• [What this exercise asks]
A - Answer these questions about the passage on the pearl jewelry set, each on its own line:
(i) Between which two years did the set make its journeys?
(ii) In which village near Portsmouth Harbour was the writer living?
(iii) How many guns did the ship the writer imagined at Stokes Bay carry?
B - Can you rewrite the paragraph of the passage on the pearl jewelry set that begins "Explaining those multiple journeys" more briefly, keeping its main facts?
C - In the passage on the pearl jewelry set, can you update the part that opens with the words containing "To explain: a" and closes with "to be’ feeling.", putting "morning walk" in place of "daily walk"?

═══ Reading passage ═══

A Jewellery Set and a Coincidence
This necklace and earring set – pearls clustered to evoke grapes with gold vine leaves – has travelled far and wide. Between 1849 and 2015 it went from England to Mauritius to Australia, to East Africa, to Spain and finally back to Australia (where it will remain)!
Explaining those multiple journeys will come, but first I want to celebrate coincidences – those moments in life that feel less like chance and more like the universe offering a sign that something is ‘meant to be’. Certainly, we all have different opinions about whether coincidences really are just sheer chance; personally I like the universe idea and, for me, this jewellery is a perfect, if circuitous, example.
To explain: a few years ago, I was living in Alverstoke, UK, a small village on England’s south coast, near Portsmouth Harbour, and home over the years to naval officers. While living there, I wrote my first book Resolution, whose key protagonist, was a young naval officer, Lord Robert Manners, who served in the American War of Independence (1776-83). He used to anchor his ship close to Alverstoke seafront –Stokes Bay – during the 1770s. When I took my daily walk along Stokes Bay, I would imagine him there, aboard a huge 74-gun ship with some 700 sailors, waiting for the tide before sailing to seek battle. The coincidence was chance, yet still explainable. My maritime background had led me first to Alverstoke and then to Resolution. It reinforced my ‘meant to be’ feeling.

═══ Data provided ═══

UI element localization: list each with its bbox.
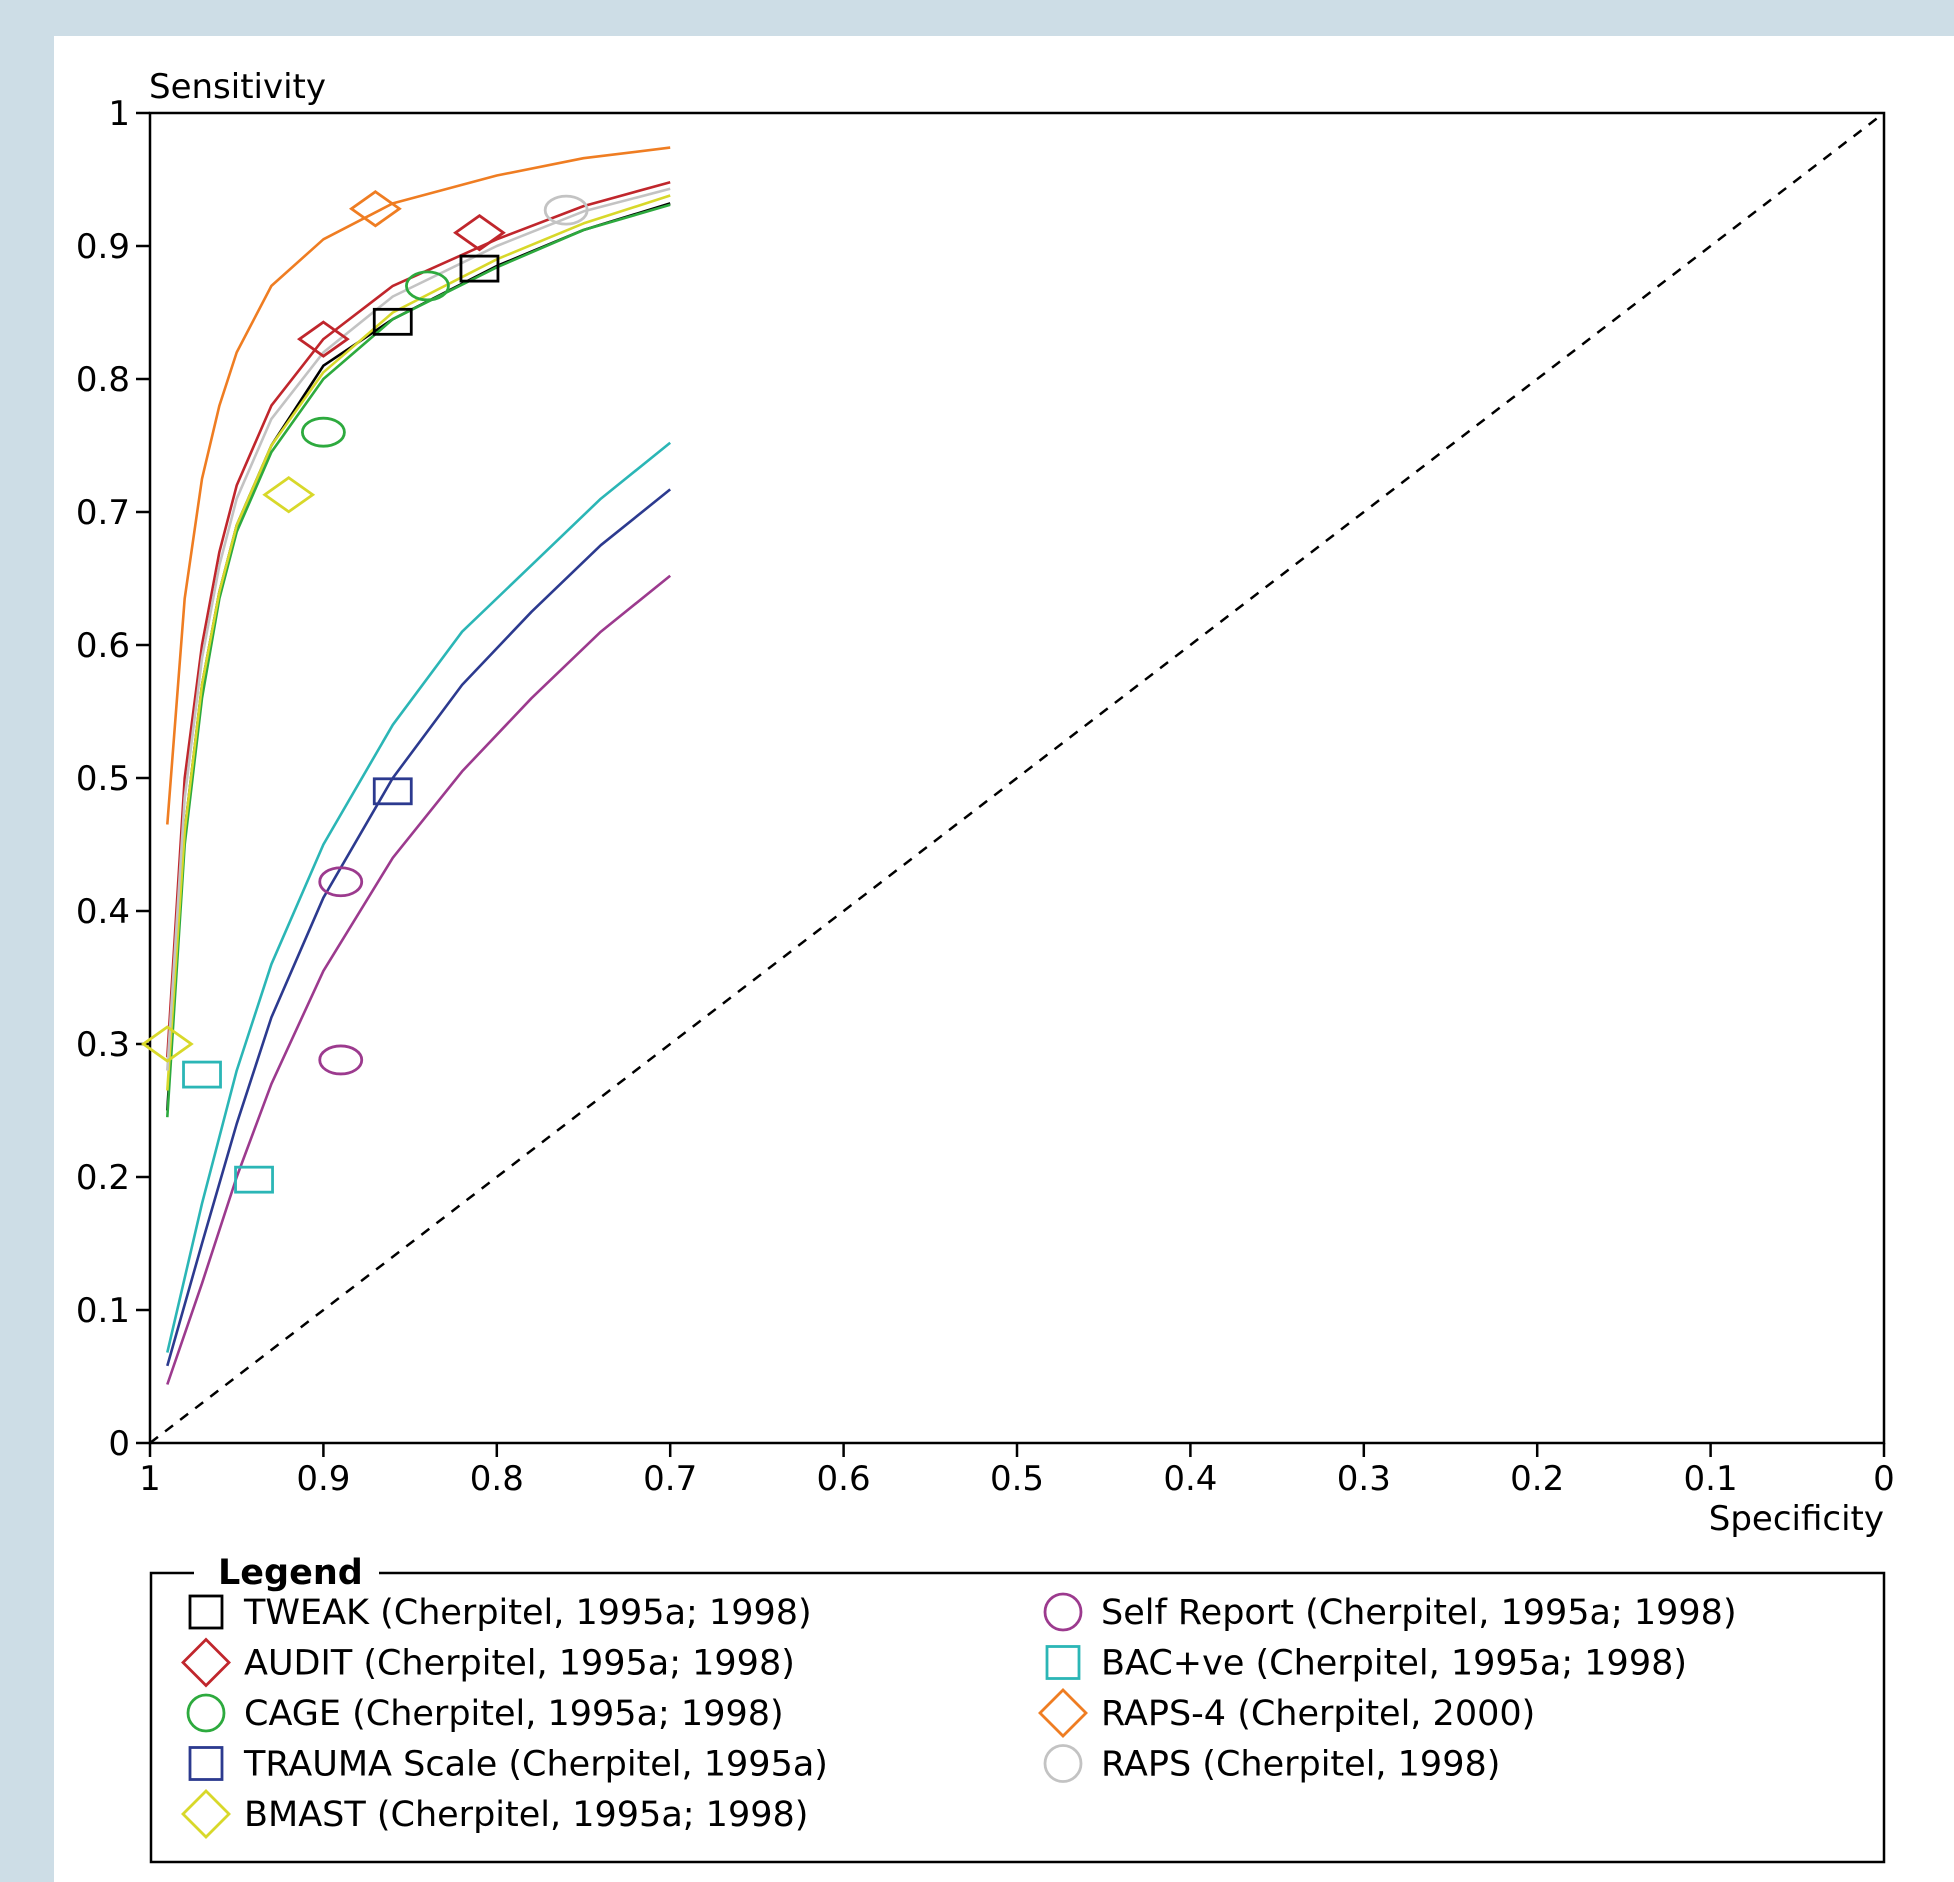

═══

• [Responses]
A -
(i) 1849 and 2015
(ii) Alverstoke
(iii) 74

B - Before explaining the set's journeys, the writer celebrates coincidences, moments that seem like the universe signaling that something is "meant to be." Opinions differ on whether coincidences are pure chance, but the writer favors the universe idea and sees this jewelry as a perfect, if roundabout, example.

C -
To explain: a few years ago, I was living in Alverstoke, UK, a small village on England’s south coast, near Portsmouth Harbour, and home over the years to naval officers. While living there, I wrote my first book Resolution, whose key protagonist, was a young naval officer, Lord Robert Manners, who served in the American War of Independence (1776-83). He used to anchor his ship close to Alverstoke seafront –Stokes Bay – during the 1770s. When I took my morning walk along Stokes Bay, I would imagine him there, aboard a huge 74-gun ship with some 700 sailors, waiting for the tide before sailing to seek battle. The coincidence was chance, yet still explainable. My maritime background had led me first to Alverstoke and then to Resolution. It reinforced my ‘meant to be’ feeling.